§ **AIM**: Your task is to repeat the entries underneath exactly, minus the pictures.

** begin RECORDS FOR THE TASK **

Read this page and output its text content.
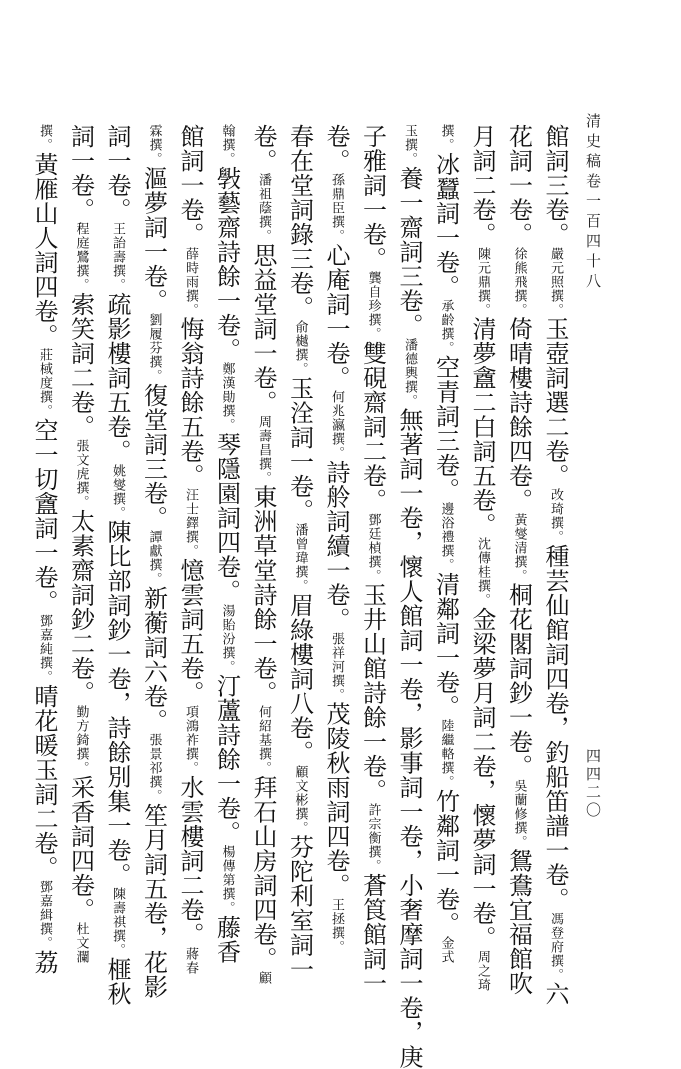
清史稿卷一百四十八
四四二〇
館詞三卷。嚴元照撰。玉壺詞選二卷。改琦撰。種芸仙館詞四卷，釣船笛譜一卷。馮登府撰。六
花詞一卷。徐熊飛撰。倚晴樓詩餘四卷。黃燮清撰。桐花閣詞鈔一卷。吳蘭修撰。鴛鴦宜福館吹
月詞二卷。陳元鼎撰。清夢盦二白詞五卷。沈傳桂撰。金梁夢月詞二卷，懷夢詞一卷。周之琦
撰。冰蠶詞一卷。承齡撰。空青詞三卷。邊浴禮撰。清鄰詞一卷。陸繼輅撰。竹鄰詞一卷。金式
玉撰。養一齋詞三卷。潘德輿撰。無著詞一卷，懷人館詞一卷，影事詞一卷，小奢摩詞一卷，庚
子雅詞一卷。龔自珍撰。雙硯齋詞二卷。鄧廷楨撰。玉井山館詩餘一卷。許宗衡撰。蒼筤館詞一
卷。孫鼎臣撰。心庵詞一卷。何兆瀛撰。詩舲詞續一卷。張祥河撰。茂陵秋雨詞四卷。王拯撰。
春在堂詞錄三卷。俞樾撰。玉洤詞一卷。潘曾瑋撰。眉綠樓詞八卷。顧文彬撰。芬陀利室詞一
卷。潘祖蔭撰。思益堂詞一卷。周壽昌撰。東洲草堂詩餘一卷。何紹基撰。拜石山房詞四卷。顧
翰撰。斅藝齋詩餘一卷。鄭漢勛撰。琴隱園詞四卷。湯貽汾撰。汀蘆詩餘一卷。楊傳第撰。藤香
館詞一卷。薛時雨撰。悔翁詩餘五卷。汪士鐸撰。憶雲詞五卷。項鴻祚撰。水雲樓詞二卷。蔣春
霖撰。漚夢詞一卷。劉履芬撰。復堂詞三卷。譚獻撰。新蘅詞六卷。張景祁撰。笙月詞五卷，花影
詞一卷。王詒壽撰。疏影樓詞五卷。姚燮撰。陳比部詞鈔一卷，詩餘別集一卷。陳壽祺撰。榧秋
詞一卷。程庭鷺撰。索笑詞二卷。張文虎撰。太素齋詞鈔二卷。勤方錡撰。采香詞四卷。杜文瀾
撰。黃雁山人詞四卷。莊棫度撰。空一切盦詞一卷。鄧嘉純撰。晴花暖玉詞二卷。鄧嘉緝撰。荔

** end RECORDS FOR THE TASK **

§ **ANSWER TO THIS TASK**:
Read this page and output its text content.
清史稿卷一百四十八
四四二〇
館詞三卷。嚴元照撰。玉壺詞選二卷。改琦撰。種芸仙館詞四卷，釣船笛譜一卷。馮登府撰。六
花詞一卷。徐熊飛撰。倚晴樓詩餘四卷。黃燮清撰。桐花閣詞鈔一卷。吳蘭修撰。鴛鴦宜福館吹
月詞二卷。陳元鼎撰。清夢盦二白詞五卷。沈傳桂撰。金梁夢月詞二卷，懷夢詞一卷。周之琦
撰。冰蠶詞一卷。承齡撰。空青詞三卷。邊浴禮撰。清鄰詞一卷。陸繼輅撰。竹鄰詞一卷。金式
玉撰。養一齋詞三卷。潘德輿撰。無著詞一卷，懷人館詞一卷，影事詞一卷，小奢摩詞一卷，庚
子雅詞一卷。龔自珍撰。雙硯齋詞二卷。鄧廷楨撰。玉井山館詩餘一卷。許宗衡撰。蒼筤館詞一
卷。孫鼎臣撰。心庵詞一卷。何兆瀛撰。詩舲詞續一卷。張祥河撰。茂陵秋雨詞四卷。王拯撰。
春在堂詞錄三卷。俞樾撰。玉洤詞一卷。潘曾瑋撰。眉綠樓詞八卷。顧文彬撰。芬陀利室詞一
卷。潘祖蔭撰。思益堂詞一卷。周壽昌撰。東洲草堂詩餘一卷。何紹基撰。拜石山房詞四卷。顧
翰撰。斅藝齋詩餘一卷。鄭漢勛撰。琴隱園詞四卷。湯貽汾撰。汀蘆詩餘一卷。楊傳第撰。藤香
館詞一卷。薛時雨撰。悔翁詩餘五卷。汪士鐸撰。憶雲詞五卷。項鴻祚撰。水雲樓詞二卷。蔣春
霖撰。漚夢詞一卷。劉履芬撰。復堂詞三卷。譚獻撰。新蘅詞六卷。張景祁撰。笙月詞五卷，花影
詞一卷。王詒壽撰。疏影樓詞五卷。姚燮撰。陳比部詞鈔一卷，詩餘別集一卷。陳壽祺撰。榧秋
詞一卷。程庭鷺撰。索笑詞二卷。張文虎撰。太素齋詞鈔二卷。勤方錡撰。采香詞四卷。杜文瀾
撰。黃雁山人詞四卷。莊棫度撰。空一切盦詞一卷。鄧嘉純撰。晴花暖玉詞二卷。鄧嘉緝撰。荔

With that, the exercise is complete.